Dataset records on visual material:
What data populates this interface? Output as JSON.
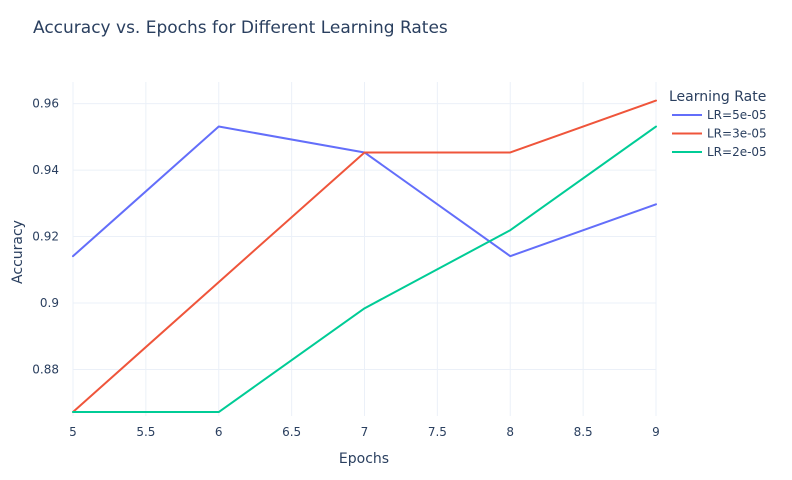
{
  "chart_data": {
    "type": "line",
    "title": "Accuracy vs. Epochs for Different Learning Rates",
    "xlabel": "Epochs",
    "ylabel": "Accuracy",
    "x": [
      5,
      6,
      7,
      8,
      9
    ],
    "xlim": [
      5,
      9
    ],
    "ylim": [
      0.866,
      0.9665
    ],
    "x_ticks": [
      5,
      5.5,
      6,
      6.5,
      7,
      7.5,
      8,
      8.5,
      9
    ],
    "x_tick_labels": [
      "5",
      "5.5",
      "6",
      "6.5",
      "7",
      "7.5",
      "8",
      "8.5",
      "9"
    ],
    "y_ticks": [
      0.88,
      0.9,
      0.92,
      0.94,
      0.96
    ],
    "y_tick_labels": [
      "0.88",
      "0.9",
      "0.92",
      "0.94",
      "0.96"
    ],
    "grid": true,
    "legend": {
      "title": "Learning Rate",
      "placement": "top-right outside"
    },
    "series": [
      {
        "name": "LR=5e-05",
        "color": "#636efa",
        "values": [
          0.9141,
          0.9531,
          0.9453,
          0.9141,
          0.9297
        ]
      },
      {
        "name": "LR=3e-05",
        "color": "#ef553b",
        "values": [
          0.8672,
          0.9063,
          0.9453,
          0.9453,
          0.9609
        ]
      },
      {
        "name": "LR=2e-05",
        "color": "#00cc96",
        "values": [
          0.8672,
          0.8672,
          0.8984,
          0.9219,
          0.9531
        ]
      }
    ]
  }
}
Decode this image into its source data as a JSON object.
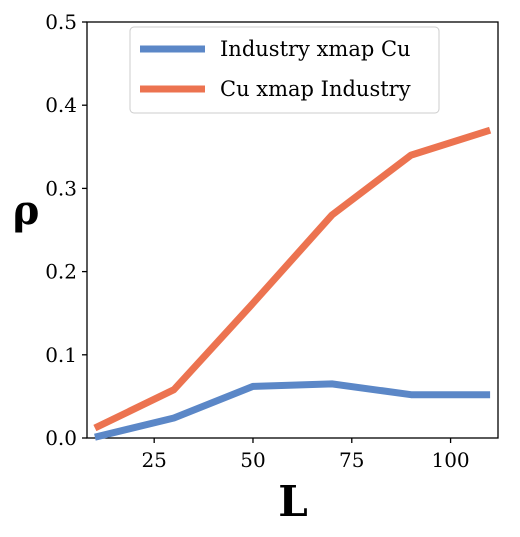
{
  "chart_data": {
    "type": "line",
    "xlabel": "L",
    "ylabel": "ρ",
    "xlim": [
      8,
      112
    ],
    "ylim": [
      0,
      0.5
    ],
    "x_ticks": [
      25,
      50,
      75,
      100
    ],
    "x_tick_labels": [
      "25",
      "50",
      "75",
      "100"
    ],
    "y_ticks": [
      0.0,
      0.1,
      0.2,
      0.3,
      0.4,
      0.5
    ],
    "y_tick_labels": [
      "0.0",
      "0.1",
      "0.2",
      "0.3",
      "0.4",
      "0.5"
    ],
    "legend_position": "top-center",
    "grid": false,
    "series": [
      {
        "name": "Industry xmap Cu",
        "color": "#5b87c7",
        "x": [
          10,
          30,
          50,
          70,
          90,
          110
        ],
        "y": [
          0.001,
          0.024,
          0.062,
          0.065,
          0.052,
          0.052
        ]
      },
      {
        "name": "Cu xmap Industry",
        "color": "#ec7350",
        "x": [
          10,
          30,
          50,
          70,
          90,
          110
        ],
        "y": [
          0.012,
          0.058,
          0.162,
          0.268,
          0.34,
          0.37
        ]
      }
    ]
  }
}
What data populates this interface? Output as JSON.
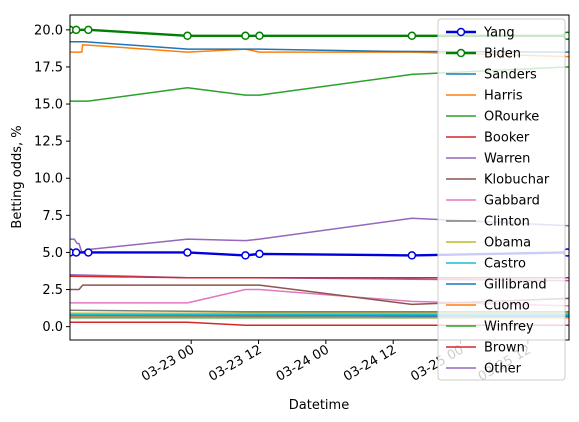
{
  "chart_data": {
    "type": "line",
    "xlabel": "Datetime",
    "ylabel": "Betting odds, %",
    "x_range": [
      "2019-03-22 02:24",
      "2019-03-25 19:20"
    ],
    "y_range": [
      -0.9,
      21.0
    ],
    "yticks": [
      {
        "value": 0.0,
        "label": "0.0"
      },
      {
        "value": 2.5,
        "label": "2.5"
      },
      {
        "value": 5.0,
        "label": "5.0"
      },
      {
        "value": 7.5,
        "label": "7.5"
      },
      {
        "value": 10.0,
        "label": "10.0"
      },
      {
        "value": 12.5,
        "label": "12.5"
      },
      {
        "value": 15.0,
        "label": "15.0"
      },
      {
        "value": 17.5,
        "label": "17.5"
      },
      {
        "value": 20.0,
        "label": "20.0"
      }
    ],
    "xticks": [
      {
        "value": "2019-03-23 00:00",
        "label": "03-23 00"
      },
      {
        "value": "2019-03-23 12:00",
        "label": "03-23 12"
      },
      {
        "value": "2019-03-24 00:00",
        "label": "03-24 00"
      },
      {
        "value": "2019-03-24 12:00",
        "label": "03-24 12"
      },
      {
        "value": "2019-03-25 00:00",
        "label": "03-25 00"
      },
      {
        "value": "2019-03-25 12:00",
        "label": "03-25 12"
      }
    ],
    "grid": false,
    "legend": "upper right",
    "series": [
      {
        "name": "Yang",
        "color": "#0000dd",
        "lw": 2.4,
        "markers": true,
        "x": [
          "2019-03-22 02:24",
          "2019-03-22 03:30",
          "2019-03-22 05:40",
          "2019-03-22 23:20",
          "2019-03-23 09:40",
          "2019-03-23 12:10",
          "2019-03-24 15:20",
          "2019-03-25 19:00"
        ],
        "y": [
          5.0,
          5.0,
          5.0,
          5.0,
          4.8,
          4.9,
          4.8,
          5.0
        ]
      },
      {
        "name": "Biden",
        "color": "#008000",
        "lw": 2.4,
        "markers": true,
        "x": [
          "2019-03-22 02:24",
          "2019-03-22 03:30",
          "2019-03-22 05:40",
          "2019-03-22 23:20",
          "2019-03-23 09:40",
          "2019-03-23 12:10",
          "2019-03-24 15:20",
          "2019-03-25 19:00"
        ],
        "y": [
          20.0,
          20.0,
          20.0,
          19.6,
          19.6,
          19.6,
          19.6,
          19.6
        ]
      },
      {
        "name": "Sanders",
        "color": "#1f77b4",
        "lw": 1.5,
        "markers": false,
        "x": [
          "2019-03-22 02:24",
          "2019-03-22 05:00",
          "2019-03-22 23:20",
          "2019-03-23 12:00",
          "2019-03-24 12:00",
          "2019-03-25 19:20"
        ],
        "y": [
          19.2,
          19.2,
          18.7,
          18.7,
          18.55,
          18.5
        ]
      },
      {
        "name": "Harris",
        "color": "#ff7f0e",
        "lw": 1.5,
        "markers": false,
        "x": [
          "2019-03-22 02:24",
          "2019-03-22 04:30",
          "2019-03-22 04:40",
          "2019-03-22 23:20",
          "2019-03-23 09:40",
          "2019-03-23 12:10",
          "2019-03-24 15:20",
          "2019-03-25 19:20"
        ],
        "y": [
          18.5,
          18.5,
          19.0,
          18.5,
          18.7,
          18.5,
          18.5,
          18.2
        ]
      },
      {
        "name": "ORourke",
        "color": "#2ca02c",
        "lw": 1.5,
        "markers": false,
        "x": [
          "2019-03-22 02:24",
          "2019-03-22 05:40",
          "2019-03-22 23:20",
          "2019-03-23 09:40",
          "2019-03-23 12:10",
          "2019-03-24 15:20",
          "2019-03-25 19:20"
        ],
        "y": [
          15.2,
          15.2,
          16.1,
          15.6,
          15.6,
          17.0,
          17.5
        ]
      },
      {
        "name": "Booker",
        "color": "#d62728",
        "lw": 1.5,
        "markers": false,
        "x": [
          "2019-03-22 02:24",
          "2019-03-22 23:20",
          "2019-03-23 09:40",
          "2019-03-25 19:20"
        ],
        "y": [
          3.4,
          3.3,
          3.3,
          3.3
        ]
      },
      {
        "name": "Warren",
        "color": "#9467bd",
        "lw": 1.5,
        "markers": false,
        "x": [
          "2019-03-22 02:24",
          "2019-03-22 23:20",
          "2019-03-23 09:40",
          "2019-03-24 15:20",
          "2019-03-25 19:20"
        ],
        "y": [
          3.5,
          3.3,
          3.3,
          3.2,
          3.1
        ]
      },
      {
        "name": "Klobuchar",
        "color": "#8c564b",
        "lw": 1.5,
        "markers": false,
        "x": [
          "2019-03-22 02:24",
          "2019-03-22 04:00",
          "2019-03-22 04:40",
          "2019-03-23 12:10",
          "2019-03-24 15:20",
          "2019-03-25 19:20"
        ],
        "y": [
          2.5,
          2.5,
          2.8,
          2.8,
          1.5,
          1.9
        ]
      },
      {
        "name": "Gabbard",
        "color": "#e377c2",
        "lw": 1.5,
        "markers": false,
        "x": [
          "2019-03-22 02:24",
          "2019-03-22 23:20",
          "2019-03-23 09:40",
          "2019-03-23 12:10",
          "2019-03-24 15:20",
          "2019-03-25 19:20"
        ],
        "y": [
          1.6,
          1.6,
          2.5,
          2.5,
          1.7,
          1.4
        ]
      },
      {
        "name": "Clinton",
        "color": "#7f7f7f",
        "lw": 1.5,
        "markers": false,
        "x": [
          "2019-03-22 02:24",
          "2019-03-23 09:40",
          "2019-03-25 19:20"
        ],
        "y": [
          1.1,
          1.0,
          1.0
        ]
      },
      {
        "name": "Obama",
        "color": "#bcbd22",
        "lw": 1.5,
        "markers": false,
        "x": [
          "2019-03-22 02:24",
          "2019-03-25 19:20"
        ],
        "y": [
          0.9,
          0.9
        ]
      },
      {
        "name": "Castro",
        "color": "#17becf",
        "lw": 1.5,
        "markers": false,
        "x": [
          "2019-03-22 02:24",
          "2019-03-25 19:20"
        ],
        "y": [
          0.8,
          0.8
        ]
      },
      {
        "name": "Gillibrand",
        "color": "#1f77b4",
        "lw": 1.5,
        "markers": false,
        "x": [
          "2019-03-22 02:24",
          "2019-03-25 19:20"
        ],
        "y": [
          0.75,
          0.7
        ]
      },
      {
        "name": "Cuomo",
        "color": "#ff7f0e",
        "lw": 1.5,
        "markers": false,
        "x": [
          "2019-03-22 02:24",
          "2019-03-25 19:20"
        ],
        "y": [
          0.65,
          0.6
        ]
      },
      {
        "name": "Winfrey",
        "color": "#2ca02c",
        "lw": 1.5,
        "markers": false,
        "x": [
          "2019-03-22 02:24",
          "2019-03-25 19:20"
        ],
        "y": [
          0.6,
          0.6
        ]
      },
      {
        "name": "Brown",
        "color": "#d62728",
        "lw": 1.5,
        "markers": false,
        "x": [
          "2019-03-22 02:24",
          "2019-03-22 23:20",
          "2019-03-23 09:40",
          "2019-03-25 19:20"
        ],
        "y": [
          0.3,
          0.3,
          0.1,
          0.1
        ]
      },
      {
        "name": "Other",
        "color": "#9467bd",
        "lw": 1.5,
        "markers": false,
        "x": [
          "2019-03-22 02:24",
          "2019-03-22 03:10",
          "2019-03-22 03:40",
          "2019-03-22 04:00",
          "2019-03-22 04:30",
          "2019-03-22 05:40",
          "2019-03-22 23:20",
          "2019-03-23 09:40",
          "2019-03-23 12:10",
          "2019-03-24 15:20",
          "2019-03-25 19:20"
        ],
        "y": [
          5.9,
          5.9,
          5.6,
          5.6,
          5.0,
          5.2,
          5.9,
          5.8,
          5.9,
          7.3,
          6.8
        ]
      }
    ]
  }
}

Stated exercise: Among the lines of the listing, how many hold the string "Industry"? Respond with only the number.

Output of the task: 2